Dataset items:
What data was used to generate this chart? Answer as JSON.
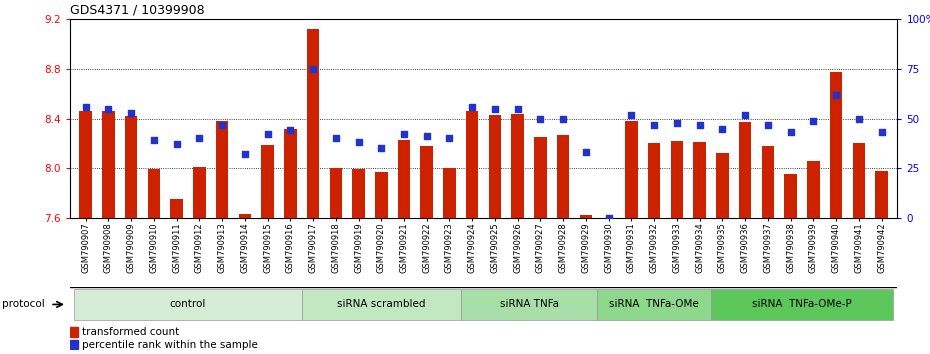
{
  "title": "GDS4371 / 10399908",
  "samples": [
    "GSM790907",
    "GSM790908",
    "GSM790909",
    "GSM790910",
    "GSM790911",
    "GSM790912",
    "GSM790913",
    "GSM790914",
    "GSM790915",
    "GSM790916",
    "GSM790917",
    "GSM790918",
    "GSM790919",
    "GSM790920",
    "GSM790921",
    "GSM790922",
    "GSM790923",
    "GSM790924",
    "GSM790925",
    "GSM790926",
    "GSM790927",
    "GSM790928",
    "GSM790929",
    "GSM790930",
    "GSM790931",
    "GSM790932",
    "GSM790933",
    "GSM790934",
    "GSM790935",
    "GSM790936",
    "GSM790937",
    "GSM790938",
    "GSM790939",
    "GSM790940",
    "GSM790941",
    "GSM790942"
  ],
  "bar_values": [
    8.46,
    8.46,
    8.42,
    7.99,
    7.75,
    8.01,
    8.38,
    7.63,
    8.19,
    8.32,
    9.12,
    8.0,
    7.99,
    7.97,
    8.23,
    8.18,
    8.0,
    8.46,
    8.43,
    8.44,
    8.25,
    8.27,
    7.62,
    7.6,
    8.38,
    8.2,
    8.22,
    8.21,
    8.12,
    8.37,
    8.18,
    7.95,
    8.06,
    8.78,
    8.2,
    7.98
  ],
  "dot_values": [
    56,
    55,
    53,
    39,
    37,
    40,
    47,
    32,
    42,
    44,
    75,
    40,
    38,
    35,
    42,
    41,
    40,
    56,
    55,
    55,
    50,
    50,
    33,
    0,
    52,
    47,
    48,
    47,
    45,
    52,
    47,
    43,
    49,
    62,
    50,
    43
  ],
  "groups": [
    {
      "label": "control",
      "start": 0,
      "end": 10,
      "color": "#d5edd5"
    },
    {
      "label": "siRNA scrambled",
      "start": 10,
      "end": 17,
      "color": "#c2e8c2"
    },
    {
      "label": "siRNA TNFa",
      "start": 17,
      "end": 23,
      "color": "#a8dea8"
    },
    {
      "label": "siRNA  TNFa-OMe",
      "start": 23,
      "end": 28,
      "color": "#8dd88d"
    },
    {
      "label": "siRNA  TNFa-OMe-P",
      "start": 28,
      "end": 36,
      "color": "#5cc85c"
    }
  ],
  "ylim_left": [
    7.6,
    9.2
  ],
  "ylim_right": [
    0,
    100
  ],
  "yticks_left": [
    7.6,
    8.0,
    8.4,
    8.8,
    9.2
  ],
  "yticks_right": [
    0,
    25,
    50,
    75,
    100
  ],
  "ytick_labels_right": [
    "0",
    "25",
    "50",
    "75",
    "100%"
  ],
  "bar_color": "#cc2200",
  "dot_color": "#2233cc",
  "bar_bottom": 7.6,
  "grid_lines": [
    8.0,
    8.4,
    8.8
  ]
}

--

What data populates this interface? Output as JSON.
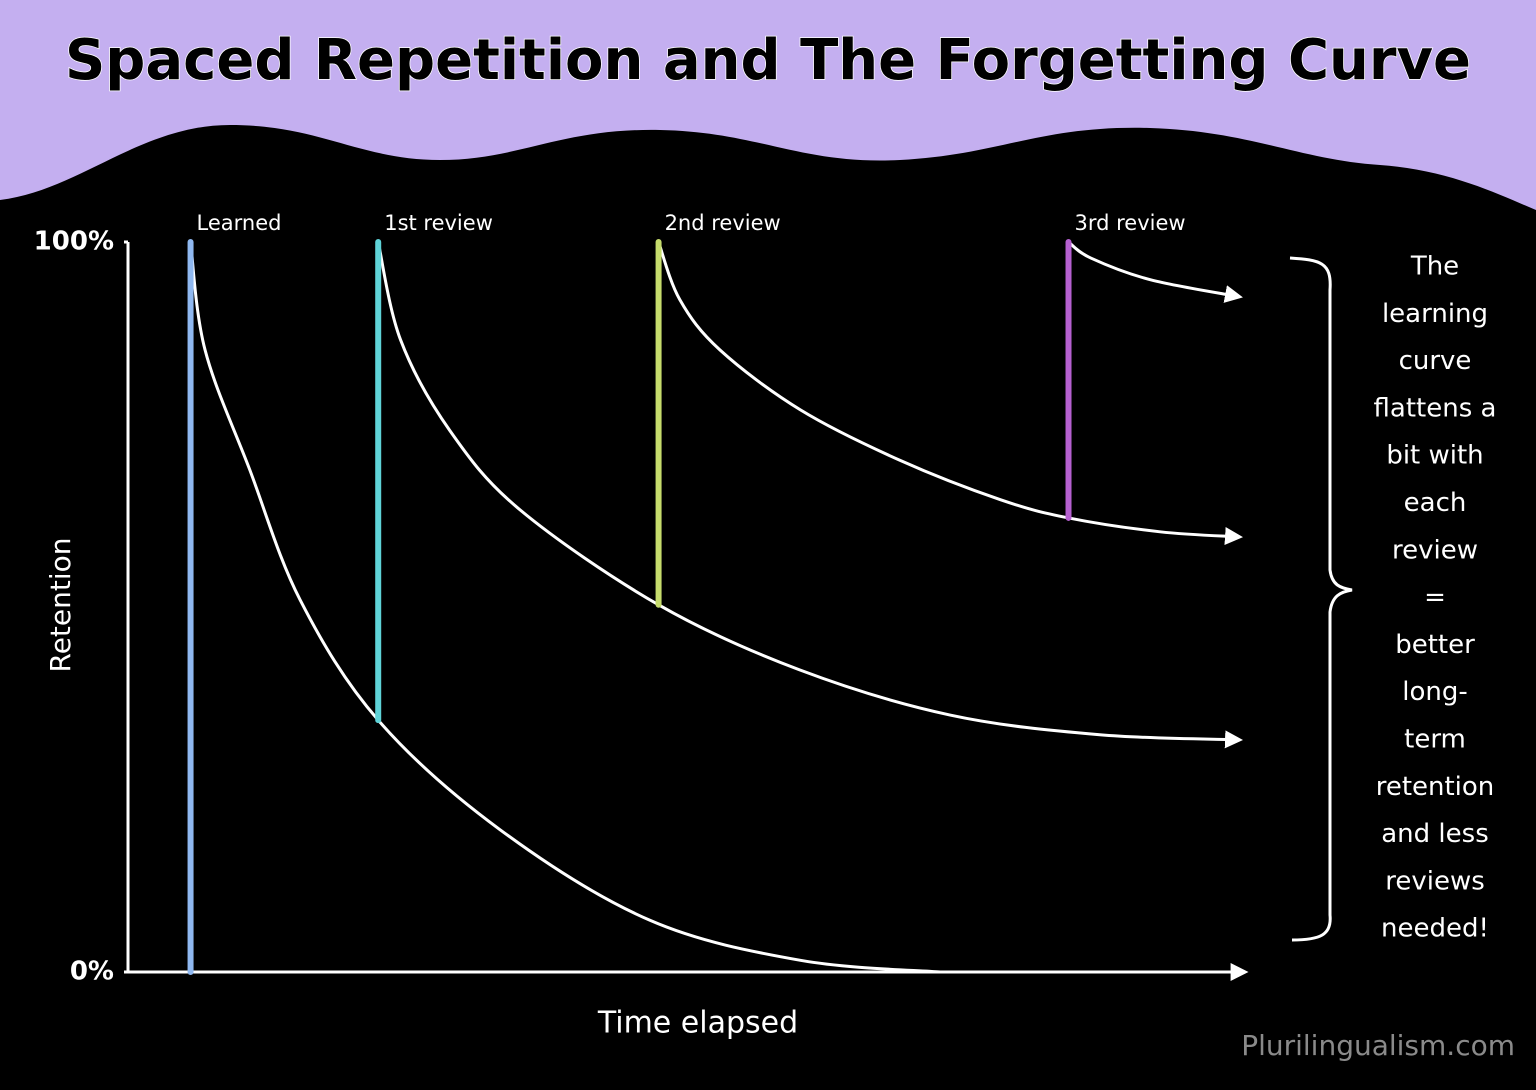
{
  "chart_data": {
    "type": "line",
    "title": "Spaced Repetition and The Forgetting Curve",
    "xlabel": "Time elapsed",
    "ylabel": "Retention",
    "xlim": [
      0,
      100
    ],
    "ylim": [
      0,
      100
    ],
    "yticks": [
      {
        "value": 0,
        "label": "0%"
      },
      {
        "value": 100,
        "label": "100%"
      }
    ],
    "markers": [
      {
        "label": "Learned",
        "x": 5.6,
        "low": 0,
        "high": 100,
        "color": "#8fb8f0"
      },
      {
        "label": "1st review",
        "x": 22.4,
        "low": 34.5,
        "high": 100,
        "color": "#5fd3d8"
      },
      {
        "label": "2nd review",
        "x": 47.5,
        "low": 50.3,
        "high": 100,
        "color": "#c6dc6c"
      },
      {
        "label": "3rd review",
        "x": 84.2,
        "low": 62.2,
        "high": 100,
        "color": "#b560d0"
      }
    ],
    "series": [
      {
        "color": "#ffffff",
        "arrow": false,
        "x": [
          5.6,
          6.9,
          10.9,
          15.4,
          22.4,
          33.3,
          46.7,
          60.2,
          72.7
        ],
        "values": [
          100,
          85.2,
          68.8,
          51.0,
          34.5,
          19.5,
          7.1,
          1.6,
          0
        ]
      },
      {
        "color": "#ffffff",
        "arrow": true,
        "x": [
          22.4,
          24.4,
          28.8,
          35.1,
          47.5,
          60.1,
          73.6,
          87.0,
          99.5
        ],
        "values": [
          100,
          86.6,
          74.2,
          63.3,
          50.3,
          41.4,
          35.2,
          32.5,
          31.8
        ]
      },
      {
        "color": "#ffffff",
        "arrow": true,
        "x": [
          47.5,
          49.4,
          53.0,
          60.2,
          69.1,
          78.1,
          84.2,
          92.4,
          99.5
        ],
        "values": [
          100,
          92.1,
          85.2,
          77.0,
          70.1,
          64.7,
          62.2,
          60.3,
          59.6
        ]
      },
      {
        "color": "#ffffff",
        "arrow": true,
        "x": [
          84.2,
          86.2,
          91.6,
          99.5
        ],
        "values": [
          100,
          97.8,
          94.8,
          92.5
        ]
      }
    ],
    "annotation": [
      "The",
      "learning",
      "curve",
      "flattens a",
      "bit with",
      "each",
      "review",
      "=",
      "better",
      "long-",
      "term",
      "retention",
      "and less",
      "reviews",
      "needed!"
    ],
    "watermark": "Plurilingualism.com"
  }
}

» **PROBLEM DETAILS**
Gather each line from the listing above that holds "start".

» **TASK ANSWER**
      "start": 0,
      "start": 10,
      "start": 17,
      "start": 23,
      "start": 28,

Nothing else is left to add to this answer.